++++ TASK INPUTS
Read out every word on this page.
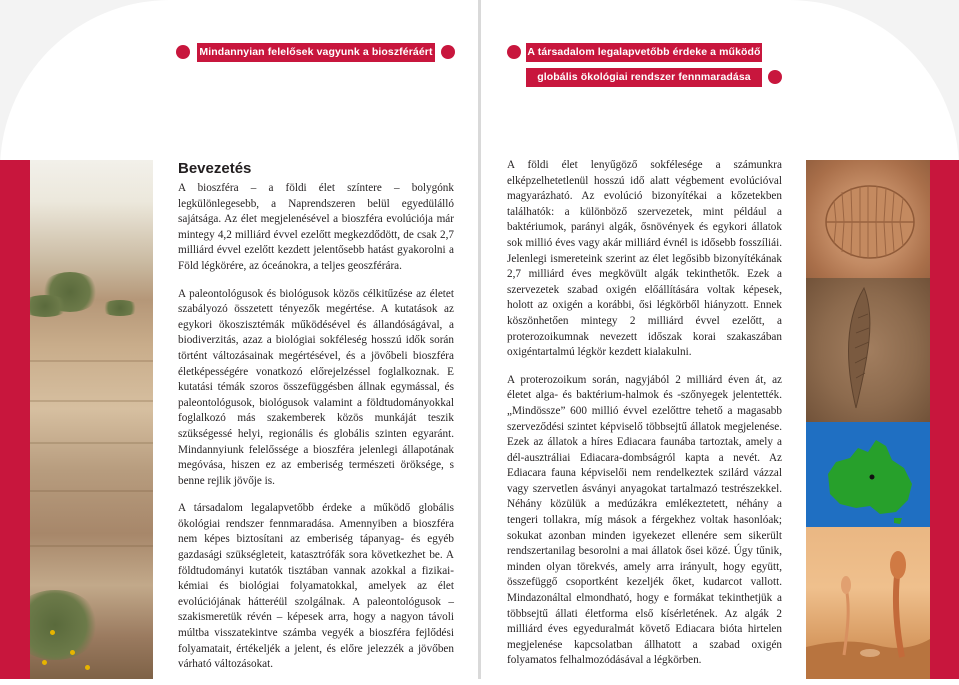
Mindannyian felelősek vagyunk a bioszféráért	A társadalom legalapvetőbb érdeke a működő
globális ökológiai rendszer fennmaradása
Bevezetés

A bioszféra – a földi élet színtere – bolygónk legkülönlegesebb, a Naprendszeren belül egyedülálló sajátsága. Az élet megjelenésével a bioszféra evolúciója már mintegy 4,2 milliárd évvel ezelőtt megkezdődött, de csak 2,7 milliárd évvel ezelőtt kezdett jelentősebb hatást gyakorolni a Föld légkörére, az óceánokra, a teljes geoszférára.

A paleontológusok és biológusok közös célkitűzése az életet szabályozó összetett tényezők megértése. A kutatások az egykori ökoszisztémák működésével és állandóságával, a biodiverzitás, azaz a biológiai sokféleség hosszú idők során történt változásainak megértésével, és a jövőbeli bioszféra életképességére vonatkozó előrejelzéssel foglalkoznak. E kutatási témák szoros összefüggésben állnak egymással, és paleontológusok, biológusok valamint a földtudományokkal foglalkozó más szakemberek közös munkáját teszik szükségessé helyi, regionális és globális szinten egyaránt. Mindannyiunk felelőssége a bioszféra jelenlegi állapotának megóvása, hiszen ez az emberiség természeti öröksége, s benne rejlik jövője is.

A társadalom legalapvetőbb érdeke a működő globális ökológiai rendszer fennmaradása. Amennyiben a bioszféra nem képes biztosítani az emberiség tápanyag- és egyéb gazdasági szükségleteit, katasztrófák sora következhet be. A földtudományi kutatók tisztában vannak azokkal a fizikai-kémiai és biológiai folyamatokkal, amelyek az élet evolúciójának hátteréül szolgálnak. A paleontológusok – szakismeretük révén – képesek arra, hogy a nagyon távoli múltba visszatekintve számba vegyék a bioszféra fejlődési folyamatait, értékeljék a jelent, és előre jelezzék a jövőben várható változásokat.

A földi élet lenyűgöző sokfélesége a számunkra elképzelhetetlenül hosszú idő alatt végbement evolúcióval magyarázható. Az evolúció bizonyítékai a kőzetekben találhatók: a különböző szervezetek, mint például a baktériumok, parányi algák, ősnövények és egykori állatok sok millió éves vagy akár milliárd évnél is idősebb fosszíliái. Jelenlegi ismereteink szerint az élet legősibb bizonyítékának 2,7 milliárd éves megkövült algák tekinthetők. Ezek a szervezetek szabad oxigén előállítására voltak képesek, holott az oxigén a korábbi, ősi légkörből hiányzott. Ennek köszönhetően mintegy 2 milliárd évvel ezelőtt, a proterozoikumnak nevezett időszak korai szakaszában oxigéntartalmú légkör kezdett kialakulni.

A proterozoikum során, nagyjából 2 milliárd éven át, az életet alga- és baktérium-halmok és -szőnyegek jelentették. „Mindössze” 600 millió évvel ezelőttre tehető a magasabb szerveződési szintet képviselő többsejtű állatok megjelenése. Ezek az állatok a híres Ediacara faunába tartoztak, amely a dél-ausztráliai Ediacara-dombságról kapta a nevét. Az Ediacara fauna képviselői nem rendelkeztek szilárd vázzal vagy szervetlen ásványi anyagokat tartalmazó testrészekkel. Néhány közülük a medúzákra emlékeztetett, néhány a tengeri tollakra, míg mások a férgekhez voltak hasonlóak; sokukat azonban minden igyekezet ellenére sem sikerült rendszertanilag besorolni a mai állatok ősei közé. Úgy tűnik, minden olyan törekvés, amely arra irányult, hogy együtt, összefüggő csoportként kezeljék őket, kudarcot vallott. Mindazonáltal elmondható, hogy e formákat tekinthetjük a többsejtű állati életforma első kísérletének. Az algák 2 milliárd éves egyeduralmát követő Ediacara bióta hirtelen megjelenése kapcsolatban állhatott a szabad oxigén folyamatos felhalmozódásával a légkörben.
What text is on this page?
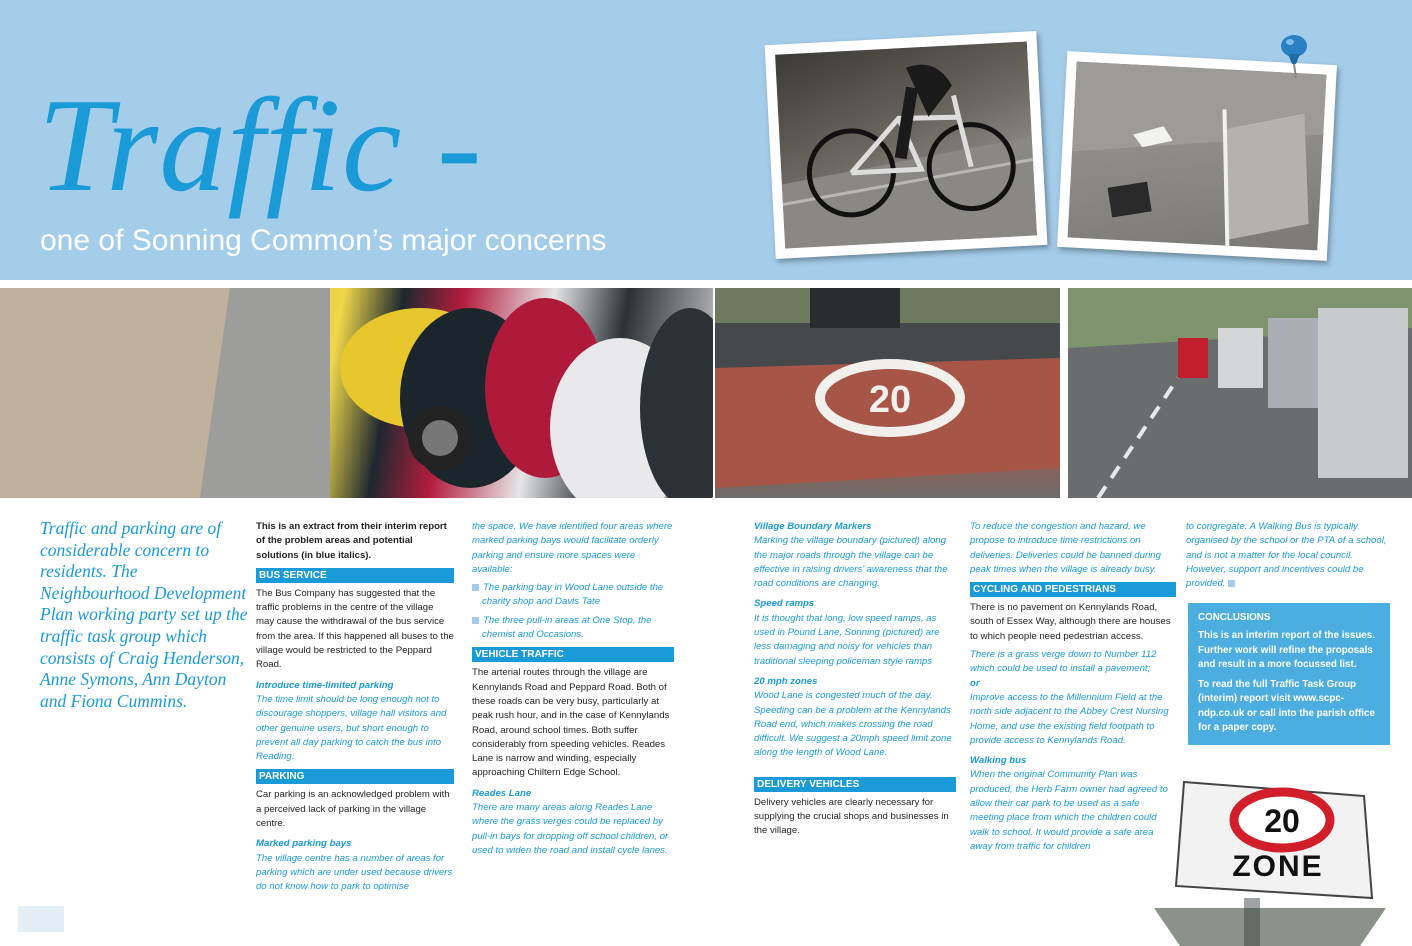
Traffic -
one of Sonning Common’s major concerns
20
Traffic and parking are of considerable concern to residents. The Neighbourhood Development Plan working party set up the traffic task group which consists of Craig Henderson, Anne Symons, Ann Dayton and Fiona Cummins.
This is an extract from their interim report of the problem areas and potential solutions (in blue italics).
BUS SERVICE
The Bus Company has suggested that the traffic problems in the centre of the village may cause the withdrawal of the bus service from the area. If this happened all buses to the village would be restricted to the Peppard Road.
Introduce time-limited parking
The time limit should be long enough not to discourage shoppers, village hall visitors and other genuine users, but short enough to prevent all day parking to catch the bus into Reading.
PARKING
Car parking is an acknowledged problem with a perceived lack of parking in the village centre.
Marked parking bays
The village centre has a number of areas for parking which are under used because drivers do not know how to park to optimise
the space. We have identified four areas where marked parking bays would facilitate orderly parking and ensure more spaces were available:
The parking bay in Wood Lane outside the charity shop and Davis Tate
The three pull-in areas at One Stop, the chemist and Occasions.
VEHICLE TRAFFIC
The arterial routes through the village are Kennylands Road and Peppard Road. Both of these roads can be very busy, particularly at peak rush hour, and in the case of Kennylands Road, around school times. Both suffer considerably from speeding vehicles. Reades Lane is narrow and winding, especially approaching Chiltern Edge School.
Reades Lane
There are many areas along Reades Lane where the grass verges could be replaced by pull-in bays for dropping off school children, or used to widen the road and install cycle lanes.
Village Boundary Markers
Marking the village boundary (pictured) along the major roads through the village can be effective in raising drivers’ awareness that the road conditions are changing.
Speed ramps
It is thought that long, low speed ramps, as used in Pound Lane, Sonning (pictured) are less damaging and noisy for vehicles than traditional sleeping policeman style ramps
20 mph zones
Wood Lane is congested much of the day. Speeding can be a problem at the Kennylands Road end, which makes crossing the road difficult. We suggest a 20mph speed limit zone along the length of Wood Lane.
DELIVERY VEHICLES
Delivery vehicles are clearly necessary for supplying the crucial shops and businesses in the village.
To reduce the congestion and hazard, we propose to introduce time restrictions on deliveries. Deliveries could be banned during peak times when the village is already busy.
CYCLING AND PEDESTRIANS
There is no pavement on Kennylands Road, south of Essex Way, although there are houses to which people need pedestrian access.
There is a grass verge down to Number 112 which could be used to install a pavement;
or
Improve access to the Millennium Field at the north side adjacent to the Abbey Crest Nursing Home, and use the existing field footpath to provide access to Kennylands Road.
Walking bus
When the original Community Plan was produced, the Herb Farm owner had agreed to allow their car park to be used as a safe meeting place from which the children could walk to school. It would provide a safe area away from traffic for children
to congregate. A Walking Bus is typically organised by the school or the PTA of a school, and is not a matter for the local council. However, support and incentives could be provided.
CONCLUSIONS
This is an interim report of the issues. Further work will refine the proposals and result in a more focussed list.
To read the full Traffic Task Group (interim) report visit www.scpc-ndp.co.uk or call into the parish office for a paper copy.
20
ZONE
++++++++
WHAT IS ASKED>
In the material above, show every line where the word "drivers" turns up.

FINISHED EXERCISE>
The village centre has a number of areas for parking which are under used because drivers do not know how to park to optimise
Marking the village boundary (pictured) along the major roads through the village can be effective in raising drivers’ awareness that the road conditions are changing.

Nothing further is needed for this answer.